* _STATED PROBLEM_:
Work out the number of lines in the listing that include the string "title". Reply with that number alone.

[Stored data entries]
◆ ◆ ◆
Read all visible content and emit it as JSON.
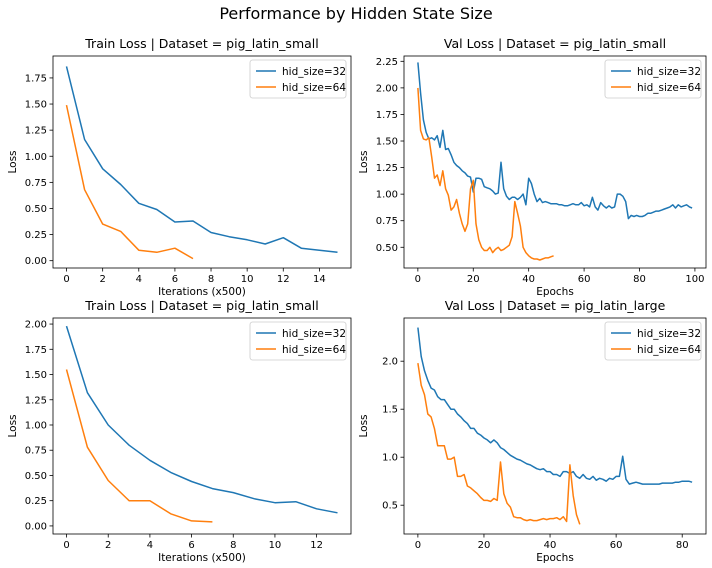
{
  "figure": {
    "title": "Performance by Hidden State Size"
  },
  "colors": {
    "hid_size_32": "#1f77b4",
    "hid_size_64": "#ff7f0e"
  },
  "chart_data": [
    {
      "type": "line",
      "title": "Train Loss | Dataset = pig_latin_small",
      "xlabel": "Iterations (x500)",
      "ylabel": "Loss",
      "xlim": [
        -0.75,
        15.75
      ],
      "ylim": [
        -0.07,
        1.96
      ],
      "xticks": [
        0,
        2,
        4,
        6,
        8,
        10,
        12,
        14
      ],
      "yticks": [
        0.0,
        0.25,
        0.5,
        0.75,
        1.0,
        1.25,
        1.5,
        1.75
      ],
      "xtick_labels": [
        "0",
        "2",
        "4",
        "6",
        "8",
        "10",
        "12",
        "14"
      ],
      "ytick_labels": [
        "0.00",
        "0.25",
        "0.50",
        "0.75",
        "1.00",
        "1.25",
        "1.50",
        "1.75"
      ],
      "legend_loc": "upper right",
      "series": [
        {
          "name": "hid_size=32",
          "color": "#1f77b4",
          "x": [
            0,
            1,
            2,
            3,
            4,
            5,
            6,
            7,
            8,
            9,
            10,
            11,
            12,
            13,
            14,
            15
          ],
          "y": [
            1.86,
            1.16,
            0.88,
            0.73,
            0.55,
            0.49,
            0.37,
            0.38,
            0.27,
            0.23,
            0.2,
            0.16,
            0.22,
            0.12,
            0.1,
            0.08
          ]
        },
        {
          "name": "hid_size=64",
          "color": "#ff7f0e",
          "x": [
            0,
            1,
            2,
            3,
            4,
            5,
            6,
            7
          ],
          "y": [
            1.49,
            0.68,
            0.35,
            0.28,
            0.1,
            0.08,
            0.12,
            0.02
          ]
        }
      ]
    },
    {
      "type": "line",
      "title": "Val Loss | Dataset = pig_latin_small",
      "xlabel": "Epochs",
      "ylabel": "Loss",
      "xlim": [
        -5,
        104
      ],
      "ylim": [
        0.305,
        2.3
      ],
      "xticks": [
        0,
        20,
        40,
        60,
        80,
        100
      ],
      "yticks": [
        0.5,
        0.75,
        1.0,
        1.25,
        1.5,
        1.75,
        2.0,
        2.25
      ],
      "xtick_labels": [
        "0",
        "20",
        "40",
        "60",
        "80",
        "100"
      ],
      "ytick_labels": [
        "0.50",
        "0.75",
        "1.00",
        "1.25",
        "1.50",
        "1.75",
        "2.00",
        "2.25"
      ],
      "legend_loc": "upper right",
      "series": [
        {
          "name": "hid_size=32",
          "color": "#1f77b4",
          "x": [
            0,
            1,
            2,
            3,
            4,
            5,
            6,
            7,
            8,
            9,
            10,
            11,
            12,
            13,
            14,
            15,
            16,
            17,
            18,
            19,
            20,
            21,
            22,
            23,
            24,
            25,
            26,
            27,
            28,
            29,
            30,
            31,
            32,
            33,
            34,
            35,
            36,
            37,
            38,
            39,
            40,
            41,
            42,
            43,
            44,
            45,
            46,
            47,
            48,
            49,
            50,
            51,
            52,
            53,
            54,
            55,
            56,
            57,
            58,
            59,
            60,
            61,
            62,
            63,
            64,
            65,
            66,
            67,
            68,
            69,
            70,
            71,
            72,
            73,
            74,
            75,
            76,
            77,
            78,
            79,
            80,
            81,
            82,
            83,
            84,
            85,
            86,
            87,
            88,
            89,
            90,
            91,
            92,
            93,
            94,
            95,
            96,
            97,
            98,
            99
          ],
          "y": [
            2.24,
            1.95,
            1.7,
            1.58,
            1.52,
            1.53,
            1.51,
            1.55,
            1.44,
            1.6,
            1.42,
            1.43,
            1.37,
            1.3,
            1.27,
            1.25,
            1.22,
            1.2,
            1.17,
            1.16,
            1.02,
            1.15,
            1.15,
            1.14,
            1.07,
            1.06,
            1.05,
            1.03,
            1.0,
            1.01,
            1.3,
            1.05,
            0.98,
            0.95,
            0.97,
            0.97,
            0.95,
            0.97,
            1.0,
            0.9,
            1.15,
            1.1,
            1.0,
            0.93,
            0.96,
            0.92,
            0.93,
            0.92,
            0.91,
            0.91,
            0.91,
            0.9,
            0.9,
            0.89,
            0.89,
            0.9,
            0.91,
            0.9,
            0.9,
            0.92,
            0.89,
            0.9,
            0.88,
            0.97,
            0.88,
            0.85,
            0.92,
            0.89,
            0.87,
            0.89,
            0.87,
            0.88,
            1.0,
            1.0,
            0.98,
            0.93,
            0.77,
            0.8,
            0.79,
            0.8,
            0.79,
            0.79,
            0.8,
            0.82,
            0.82,
            0.83,
            0.84,
            0.84,
            0.85,
            0.86,
            0.87,
            0.88,
            0.9,
            0.87,
            0.9,
            0.88,
            0.89,
            0.9,
            0.88,
            0.87
          ]
        },
        {
          "name": "hid_size=64",
          "color": "#ff7f0e",
          "x": [
            0,
            1,
            2,
            3,
            4,
            5,
            6,
            7,
            8,
            9,
            10,
            11,
            12,
            13,
            14,
            15,
            16,
            17,
            18,
            19,
            20,
            21,
            22,
            23,
            24,
            25,
            26,
            27,
            28,
            29,
            30,
            31,
            32,
            33,
            34,
            35,
            36,
            37,
            38,
            39,
            40,
            41,
            42,
            43,
            44,
            45,
            46,
            47,
            48,
            49
          ],
          "y": [
            2.0,
            1.6,
            1.52,
            1.51,
            1.53,
            1.35,
            1.15,
            1.18,
            1.08,
            1.22,
            1.05,
            0.99,
            0.85,
            0.88,
            0.95,
            0.82,
            0.72,
            0.65,
            0.72,
            1.05,
            1.13,
            0.72,
            0.57,
            0.5,
            0.47,
            0.47,
            0.5,
            0.45,
            0.48,
            0.5,
            0.47,
            0.48,
            0.5,
            0.52,
            0.6,
            0.93,
            0.82,
            0.7,
            0.5,
            0.45,
            0.42,
            0.4,
            0.39,
            0.39,
            0.38,
            0.39,
            0.4,
            0.4,
            0.41,
            0.42
          ]
        }
      ]
    },
    {
      "type": "line",
      "title": "Train Loss | Dataset = pig_latin_small",
      "xlabel": "Iterations (x500)",
      "ylabel": "Loss",
      "xlim": [
        -0.65,
        13.65
      ],
      "ylim": [
        -0.08,
        2.06
      ],
      "xticks": [
        0,
        2,
        4,
        6,
        8,
        10,
        12
      ],
      "yticks": [
        0.0,
        0.25,
        0.5,
        0.75,
        1.0,
        1.25,
        1.5,
        1.75,
        2.0
      ],
      "xtick_labels": [
        "0",
        "2",
        "4",
        "6",
        "8",
        "10",
        "12"
      ],
      "ytick_labels": [
        "0.00",
        "0.25",
        "0.50",
        "0.75",
        "1.00",
        "1.25",
        "1.50",
        "1.75",
        "2.00"
      ],
      "legend_loc": "upper right",
      "series": [
        {
          "name": "hid_size=32",
          "color": "#1f77b4",
          "x": [
            0,
            1,
            2,
            3,
            4,
            5,
            6,
            7,
            8,
            9,
            10,
            11,
            12,
            13
          ],
          "y": [
            1.98,
            1.32,
            1.0,
            0.8,
            0.65,
            0.53,
            0.44,
            0.37,
            0.33,
            0.27,
            0.23,
            0.24,
            0.17,
            0.13
          ]
        },
        {
          "name": "hid_size=64",
          "color": "#ff7f0e",
          "x": [
            0,
            1,
            2,
            3,
            4,
            5,
            6,
            7
          ],
          "y": [
            1.55,
            0.78,
            0.45,
            0.25,
            0.25,
            0.12,
            0.05,
            0.04
          ]
        }
      ]
    },
    {
      "type": "line",
      "title": "Val Loss | Dataset = pig_latin_large",
      "xlabel": "Epochs",
      "ylabel": "Loss",
      "xlim": [
        -4.2,
        87.2
      ],
      "ylim": [
        0.2,
        2.45
      ],
      "xticks": [
        0,
        20,
        40,
        60,
        80
      ],
      "yticks": [
        0.5,
        1.0,
        1.5,
        2.0
      ],
      "xtick_labels": [
        "0",
        "20",
        "40",
        "60",
        "80"
      ],
      "ytick_labels": [
        "0.5",
        "1.0",
        "1.5",
        "2.0"
      ],
      "legend_loc": "upper right",
      "series": [
        {
          "name": "hid_size=32",
          "color": "#1f77b4",
          "x": [
            0,
            1,
            2,
            3,
            4,
            5,
            6,
            7,
            8,
            9,
            10,
            11,
            12,
            13,
            14,
            15,
            16,
            17,
            18,
            19,
            20,
            21,
            22,
            23,
            24,
            25,
            26,
            27,
            28,
            29,
            30,
            31,
            32,
            33,
            34,
            35,
            36,
            37,
            38,
            39,
            40,
            41,
            42,
            43,
            44,
            45,
            46,
            47,
            48,
            49,
            50,
            51,
            52,
            53,
            54,
            55,
            56,
            57,
            58,
            59,
            60,
            61,
            62,
            63,
            64,
            65,
            66,
            67,
            68,
            69,
            70,
            71,
            72,
            73,
            74,
            75,
            76,
            77,
            78,
            79,
            80,
            81,
            82,
            83
          ],
          "y": [
            2.35,
            2.05,
            1.9,
            1.8,
            1.72,
            1.7,
            1.63,
            1.6,
            1.6,
            1.55,
            1.5,
            1.5,
            1.45,
            1.42,
            1.38,
            1.35,
            1.3,
            1.3,
            1.25,
            1.23,
            1.2,
            1.18,
            1.15,
            1.18,
            1.15,
            1.1,
            1.08,
            1.05,
            1.02,
            1.0,
            0.98,
            0.97,
            0.95,
            0.93,
            0.92,
            0.9,
            0.88,
            0.87,
            0.88,
            0.85,
            0.85,
            0.82,
            0.82,
            0.8,
            0.85,
            0.85,
            0.83,
            0.85,
            0.8,
            0.78,
            0.82,
            0.78,
            0.77,
            0.8,
            0.76,
            0.78,
            0.77,
            0.75,
            0.78,
            0.77,
            0.8,
            0.8,
            1.01,
            0.77,
            0.72,
            0.73,
            0.74,
            0.73,
            0.72,
            0.72,
            0.72,
            0.72,
            0.72,
            0.72,
            0.73,
            0.73,
            0.73,
            0.73,
            0.74,
            0.74,
            0.75,
            0.75,
            0.75,
            0.74
          ]
        },
        {
          "name": "hid_size=64",
          "color": "#ff7f0e",
          "x": [
            0,
            1,
            2,
            3,
            4,
            5,
            6,
            7,
            8,
            9,
            10,
            11,
            12,
            13,
            14,
            15,
            16,
            17,
            18,
            19,
            20,
            21,
            22,
            23,
            24,
            25,
            26,
            27,
            28,
            29,
            30,
            31,
            32,
            33,
            34,
            35,
            36,
            37,
            38,
            39,
            40,
            41,
            42,
            43,
            44,
            45,
            46,
            47,
            48,
            49
          ],
          "y": [
            1.98,
            1.75,
            1.65,
            1.45,
            1.42,
            1.3,
            1.12,
            1.12,
            1.12,
            0.98,
            0.98,
            1.0,
            0.8,
            0.8,
            0.82,
            0.7,
            0.68,
            0.65,
            0.62,
            0.58,
            0.55,
            0.55,
            0.54,
            0.57,
            0.55,
            0.95,
            0.62,
            0.52,
            0.48,
            0.38,
            0.37,
            0.37,
            0.35,
            0.34,
            0.35,
            0.34,
            0.34,
            0.35,
            0.36,
            0.35,
            0.36,
            0.36,
            0.37,
            0.35,
            0.38,
            0.33,
            0.92,
            0.6,
            0.4,
            0.3
          ]
        }
      ]
    }
  ]
}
◆ ◆ ◆
* _SOLUTION TO THE EXERCISE_:
5